■ Dataset content
☆ ☆ ☆ ☆ ☆ ☆ ☆

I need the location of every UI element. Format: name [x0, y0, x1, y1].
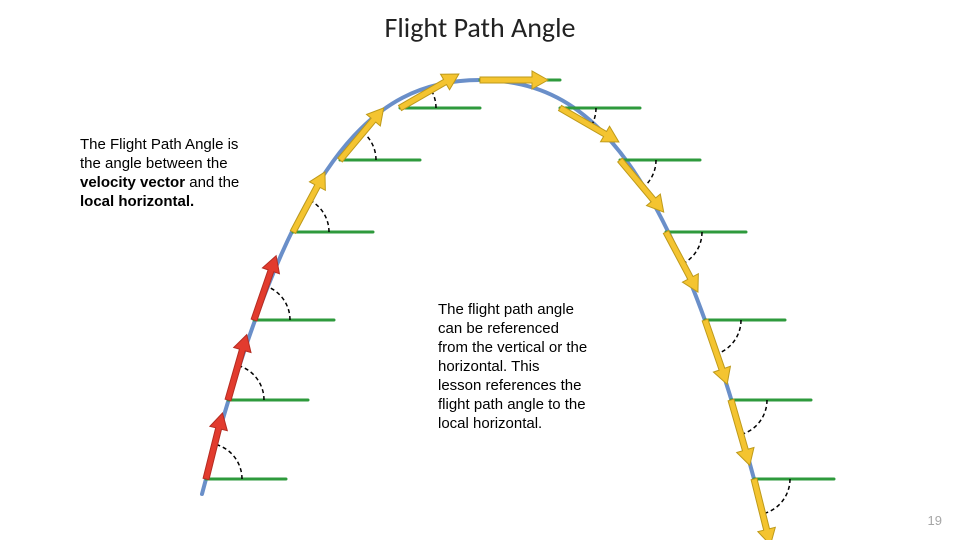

☆ ☆ ☆ ☆ ☆ ☆ ☆

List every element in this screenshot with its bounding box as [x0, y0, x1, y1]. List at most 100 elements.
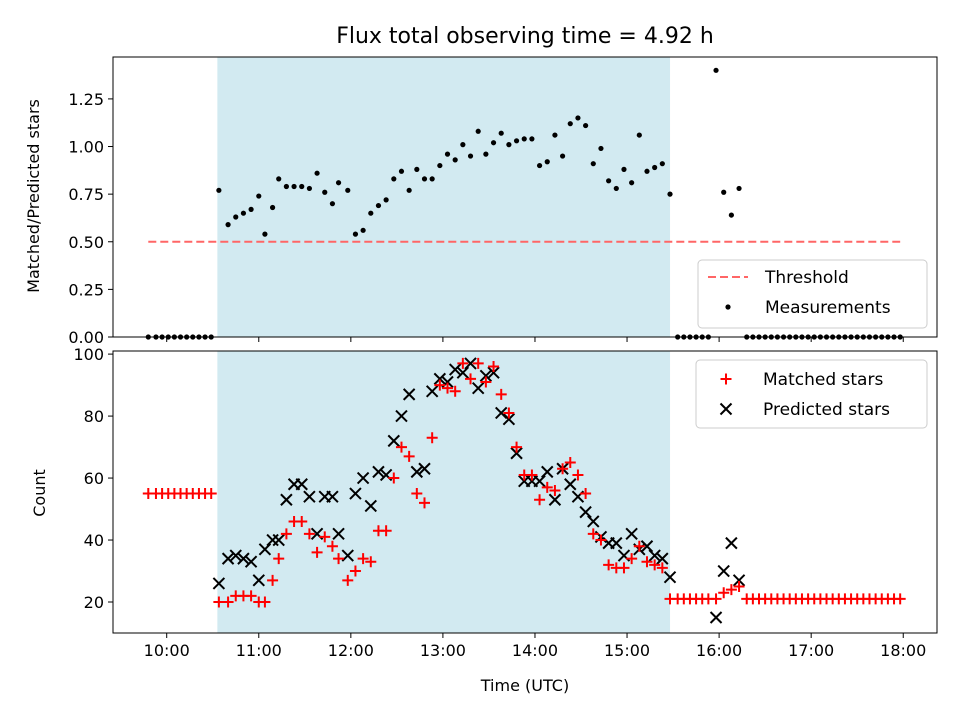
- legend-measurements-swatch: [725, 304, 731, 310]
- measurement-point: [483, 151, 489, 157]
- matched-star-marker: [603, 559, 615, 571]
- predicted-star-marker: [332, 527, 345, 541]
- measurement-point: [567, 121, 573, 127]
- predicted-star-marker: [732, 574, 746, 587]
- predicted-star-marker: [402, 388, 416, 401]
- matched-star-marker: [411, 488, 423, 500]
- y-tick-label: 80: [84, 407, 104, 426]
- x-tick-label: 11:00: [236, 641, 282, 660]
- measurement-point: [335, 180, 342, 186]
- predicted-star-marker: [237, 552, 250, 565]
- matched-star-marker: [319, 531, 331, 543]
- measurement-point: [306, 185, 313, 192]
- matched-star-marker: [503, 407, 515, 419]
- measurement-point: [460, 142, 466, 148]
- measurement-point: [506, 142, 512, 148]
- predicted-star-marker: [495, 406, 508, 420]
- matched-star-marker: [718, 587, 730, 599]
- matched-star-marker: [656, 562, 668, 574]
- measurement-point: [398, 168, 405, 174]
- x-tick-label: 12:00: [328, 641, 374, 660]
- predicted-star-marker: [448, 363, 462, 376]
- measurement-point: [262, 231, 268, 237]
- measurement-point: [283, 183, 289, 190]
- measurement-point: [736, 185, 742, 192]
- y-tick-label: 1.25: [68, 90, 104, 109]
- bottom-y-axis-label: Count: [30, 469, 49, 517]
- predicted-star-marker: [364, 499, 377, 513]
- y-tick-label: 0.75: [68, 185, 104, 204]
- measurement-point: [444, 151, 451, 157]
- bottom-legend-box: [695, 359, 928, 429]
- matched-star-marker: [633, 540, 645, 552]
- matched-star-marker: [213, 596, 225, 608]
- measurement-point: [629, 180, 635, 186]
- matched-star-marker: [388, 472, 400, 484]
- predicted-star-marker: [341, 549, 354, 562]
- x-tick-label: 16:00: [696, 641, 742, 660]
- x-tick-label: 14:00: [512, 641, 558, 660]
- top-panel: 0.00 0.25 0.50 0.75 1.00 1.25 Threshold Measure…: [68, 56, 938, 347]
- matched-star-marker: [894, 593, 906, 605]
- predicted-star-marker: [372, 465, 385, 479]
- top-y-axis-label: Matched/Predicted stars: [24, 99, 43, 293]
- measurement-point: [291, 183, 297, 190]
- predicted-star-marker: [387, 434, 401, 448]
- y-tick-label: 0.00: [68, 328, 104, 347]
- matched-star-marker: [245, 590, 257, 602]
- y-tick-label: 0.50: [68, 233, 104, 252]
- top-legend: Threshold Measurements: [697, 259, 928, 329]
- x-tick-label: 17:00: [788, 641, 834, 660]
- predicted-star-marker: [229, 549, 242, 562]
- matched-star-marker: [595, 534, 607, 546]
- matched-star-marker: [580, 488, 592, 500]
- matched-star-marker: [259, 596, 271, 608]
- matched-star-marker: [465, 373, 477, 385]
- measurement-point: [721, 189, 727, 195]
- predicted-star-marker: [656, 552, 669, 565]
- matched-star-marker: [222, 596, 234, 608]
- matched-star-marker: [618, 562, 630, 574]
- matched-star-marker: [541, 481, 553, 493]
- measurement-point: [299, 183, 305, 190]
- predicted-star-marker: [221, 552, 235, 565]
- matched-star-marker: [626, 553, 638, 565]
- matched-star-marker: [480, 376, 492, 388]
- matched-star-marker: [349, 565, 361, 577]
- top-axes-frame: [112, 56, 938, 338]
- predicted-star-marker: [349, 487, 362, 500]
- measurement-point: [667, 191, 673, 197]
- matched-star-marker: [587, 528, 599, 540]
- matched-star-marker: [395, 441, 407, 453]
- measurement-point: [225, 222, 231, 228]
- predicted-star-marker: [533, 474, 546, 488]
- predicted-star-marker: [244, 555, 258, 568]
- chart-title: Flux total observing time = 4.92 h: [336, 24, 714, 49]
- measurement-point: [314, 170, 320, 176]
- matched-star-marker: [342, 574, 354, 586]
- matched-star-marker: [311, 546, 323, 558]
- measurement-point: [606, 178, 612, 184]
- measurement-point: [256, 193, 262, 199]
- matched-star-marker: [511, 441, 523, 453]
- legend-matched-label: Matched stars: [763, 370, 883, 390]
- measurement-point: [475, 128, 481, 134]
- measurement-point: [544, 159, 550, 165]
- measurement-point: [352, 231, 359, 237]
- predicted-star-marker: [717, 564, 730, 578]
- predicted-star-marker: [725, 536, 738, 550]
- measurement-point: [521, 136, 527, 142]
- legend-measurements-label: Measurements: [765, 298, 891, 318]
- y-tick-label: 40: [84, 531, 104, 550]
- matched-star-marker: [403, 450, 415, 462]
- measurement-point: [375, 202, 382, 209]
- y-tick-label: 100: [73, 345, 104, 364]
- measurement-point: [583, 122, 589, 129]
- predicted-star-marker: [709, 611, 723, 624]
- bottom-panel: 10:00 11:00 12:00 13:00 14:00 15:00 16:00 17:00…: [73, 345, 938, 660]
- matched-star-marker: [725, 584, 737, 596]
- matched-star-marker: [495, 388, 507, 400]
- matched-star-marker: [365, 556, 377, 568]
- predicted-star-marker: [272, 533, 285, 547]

☆ ☆ ☆ ☆ ☆ ☆ ☆

Please switch "predicted-star-marker" to "forecast-star-marker" in the material between the lines holding "List every element" and "- measurement-point: [335, 180, 342, 186]", inclusive. Write those lines out again with nothing else altered, and leave the pictures out.

■ Correct output
List every element in this screenshot with its bounding box as [x0, y0, x1, y1]. List at most 100 elements.
- legend-measurements-swatch: [725, 304, 731, 310]
- measurement-point: [483, 151, 489, 157]
- matched-star-marker: [603, 559, 615, 571]
- forecast-star-marker: [332, 527, 345, 541]
- measurement-point: [567, 121, 573, 127]
- forecast-star-marker: [732, 574, 746, 587]
- forecast-star-marker: [402, 388, 416, 401]
- matched-star-marker: [411, 488, 423, 500]
- y-tick-label: 80: [84, 407, 104, 426]
- x-tick-label: 11:00: [236, 641, 282, 660]
- measurement-point: [335, 180, 342, 186]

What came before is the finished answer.